======== 本文抜粋 ========

脳には変化する機能=可塑性(かそせい)がある
好みのタレントなどを応援することで、若返りや認知症の予防にもつながるかもしれない「推(お)し活」。自分もやってみたいけれど、アイドルにもK—POPスターにもスポーツ選手にも興味がなくて、肝心の“推し”をみつけられない、という声があります。
「自分は趣味がない、推しがいないからどうしたらいいだろう…そういう方もいると思います。しかし、私たちの脳には、『可塑性(かそせい)』といって、変化する機能があるんです」
こう語るのは、東北大学加齢医学研究所の瀧靖之教授=顔写真。脳の学習や記憶に関する機能はどのようになっているのでしょうか。
いつから何を始めてもワクワクすれば脳は成長
「脳のシナプスには、その状況に応じて変化するという特徴があります。いつから何を始めても、脳は成長するんです。自分には趣味がない、推しがいないというのは、そう決めつけているだけで、ワクワク感じることは必ずあると思います」
つまり、だれでも推し活のようなことはできるのです。
「自分は何をしているときにワクワクしているのか振り返ってみてください。そうして見えてきたもの、それはもしかしたら人やキャラクターではなく物やあるいは自然だったりするかもしれませんが、それがあなたにとっての“推し”なんです。それを意識したところから、年齢にかかわらず脳の変化が生じてくるのではないでしょうか」
ワクワクのドーパミンで脳の可塑性は高まる
続けて、瀧教授は「ワクワクすることで、幸福を感じたり、やる気が出る神経伝達物質のドーパミンが出ると言われています。ドーパミンは脳の可塑性を高めてくれます」と話します。
ドーパミンの減少はパーキンソン病や認知症にもつながると言われます。やはり、認知症予防のためにドーパミンを分泌させる「推し活」は、とても大切で、あなどれない趣味なのかもしれません。
「ロス」と「ガチ恋」には要注意
ところで推しが引退したり、グループからの卒業を発表したりするなどして心に穴があいたように感じる“ロス”という現象が突然訪れることがあります。これは脳の健康にとってマイナス面にもなるのでしょうか。

======== データ抜粋 ========

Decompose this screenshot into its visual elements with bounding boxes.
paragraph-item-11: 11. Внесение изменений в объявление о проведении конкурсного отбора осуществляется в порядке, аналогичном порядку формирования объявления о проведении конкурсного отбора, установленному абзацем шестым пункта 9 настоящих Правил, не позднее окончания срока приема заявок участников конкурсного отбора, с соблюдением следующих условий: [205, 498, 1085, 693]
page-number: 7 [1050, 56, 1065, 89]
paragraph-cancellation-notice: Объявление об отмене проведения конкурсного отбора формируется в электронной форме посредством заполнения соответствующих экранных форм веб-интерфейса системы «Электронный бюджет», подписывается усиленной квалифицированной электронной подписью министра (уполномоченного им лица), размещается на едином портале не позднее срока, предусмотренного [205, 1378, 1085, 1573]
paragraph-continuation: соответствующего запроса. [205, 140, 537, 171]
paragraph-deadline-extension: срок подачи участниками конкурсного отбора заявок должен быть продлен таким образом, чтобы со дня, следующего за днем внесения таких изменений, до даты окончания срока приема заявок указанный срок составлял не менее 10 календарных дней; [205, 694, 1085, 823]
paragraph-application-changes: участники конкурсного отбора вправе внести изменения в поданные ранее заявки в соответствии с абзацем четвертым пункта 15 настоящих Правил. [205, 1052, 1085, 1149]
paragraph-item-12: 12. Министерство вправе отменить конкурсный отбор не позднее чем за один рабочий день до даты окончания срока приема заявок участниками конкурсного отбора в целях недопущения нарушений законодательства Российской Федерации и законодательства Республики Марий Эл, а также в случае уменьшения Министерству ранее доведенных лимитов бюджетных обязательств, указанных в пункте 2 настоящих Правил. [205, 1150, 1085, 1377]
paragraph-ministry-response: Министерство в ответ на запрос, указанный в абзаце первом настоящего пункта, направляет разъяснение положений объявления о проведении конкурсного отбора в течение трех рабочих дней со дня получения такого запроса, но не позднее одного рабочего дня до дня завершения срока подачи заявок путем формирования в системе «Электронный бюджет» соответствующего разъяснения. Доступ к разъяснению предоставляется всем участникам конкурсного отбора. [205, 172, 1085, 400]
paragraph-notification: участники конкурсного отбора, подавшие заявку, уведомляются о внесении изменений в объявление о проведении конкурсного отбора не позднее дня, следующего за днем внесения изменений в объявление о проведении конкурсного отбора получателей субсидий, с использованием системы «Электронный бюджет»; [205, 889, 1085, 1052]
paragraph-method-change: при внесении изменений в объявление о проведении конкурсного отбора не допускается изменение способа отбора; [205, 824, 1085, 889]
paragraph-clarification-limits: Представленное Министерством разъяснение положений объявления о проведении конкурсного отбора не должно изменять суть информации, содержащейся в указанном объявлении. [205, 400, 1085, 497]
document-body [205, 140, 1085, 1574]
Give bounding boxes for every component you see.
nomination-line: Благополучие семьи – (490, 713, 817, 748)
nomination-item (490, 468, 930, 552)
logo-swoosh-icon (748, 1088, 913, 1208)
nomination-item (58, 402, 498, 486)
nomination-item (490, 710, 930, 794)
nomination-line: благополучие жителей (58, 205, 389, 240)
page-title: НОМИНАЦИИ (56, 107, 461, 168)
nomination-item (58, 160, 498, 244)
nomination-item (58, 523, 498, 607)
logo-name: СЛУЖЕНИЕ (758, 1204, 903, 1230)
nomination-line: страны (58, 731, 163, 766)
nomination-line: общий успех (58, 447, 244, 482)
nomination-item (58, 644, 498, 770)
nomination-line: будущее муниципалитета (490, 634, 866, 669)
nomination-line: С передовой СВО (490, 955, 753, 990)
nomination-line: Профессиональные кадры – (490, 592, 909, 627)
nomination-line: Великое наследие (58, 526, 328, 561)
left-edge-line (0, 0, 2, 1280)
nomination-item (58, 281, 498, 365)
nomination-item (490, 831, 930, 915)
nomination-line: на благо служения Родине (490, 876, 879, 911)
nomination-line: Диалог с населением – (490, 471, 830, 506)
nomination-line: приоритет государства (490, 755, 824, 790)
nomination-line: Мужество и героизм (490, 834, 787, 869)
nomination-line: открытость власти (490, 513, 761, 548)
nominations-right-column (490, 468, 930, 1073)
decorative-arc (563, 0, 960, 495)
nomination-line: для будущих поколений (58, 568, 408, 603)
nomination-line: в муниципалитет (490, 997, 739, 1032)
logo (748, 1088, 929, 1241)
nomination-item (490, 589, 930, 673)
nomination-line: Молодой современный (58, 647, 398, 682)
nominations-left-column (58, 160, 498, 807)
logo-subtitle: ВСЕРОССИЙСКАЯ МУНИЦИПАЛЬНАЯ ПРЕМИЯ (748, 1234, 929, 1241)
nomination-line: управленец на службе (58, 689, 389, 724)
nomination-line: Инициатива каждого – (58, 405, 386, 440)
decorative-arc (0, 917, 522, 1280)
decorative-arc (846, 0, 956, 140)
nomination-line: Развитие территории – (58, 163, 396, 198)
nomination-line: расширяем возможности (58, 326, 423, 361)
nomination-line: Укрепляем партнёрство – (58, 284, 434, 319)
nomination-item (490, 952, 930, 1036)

========

■ 課題 1
次の(a)〜(c)が推し活と脳についての本文の内容と合っているか、それぞれ「はい」か「いいえ」で答えよ。判断の決め手となる本文の語句も、そのまま引用して添えること。
(a) 瀧教授は東北大学加齢医学研究所に所属している。
(b) 脳は若いうちに始めたことでしか成長しないとされている。
(c) ドーパミンは脳の可塑性を低下させるとされている。
■ 課題 2
推し活と脳についての本文のうち、「ワクワクのドーパミンで脳の可塑性は高まる」で始まり「ない趣味なのかもしれません。」まで続く部分を一字も変えずに書き写せ。

■ 解答 1
(a) はい。「東北大学加齢医学研究所の瀧靖之教授」
(b) いいえ。「いつから何を始めても、脳は成長するんです」
(c) いいえ。「ドーパミンは脳の可塑性を高めてくれます」

■ 解答 2
ワクワクのドーパミンで脳の可塑性は高まる
続けて、瀧教授は「ワクワクすることで、幸福を感じたり、やる気が出る神経伝達物質のドーパミンが出ると言われています。ドーパミンは脳の可塑性を高めてくれます」と話します。
ドーパミンの減少はパーキンソン病や認知症にもつながると言われます。やはり、認知症予防のためにドーパミンを分泌させる「推し活」は、とても大切で、あなどれない趣味なのかもしれません。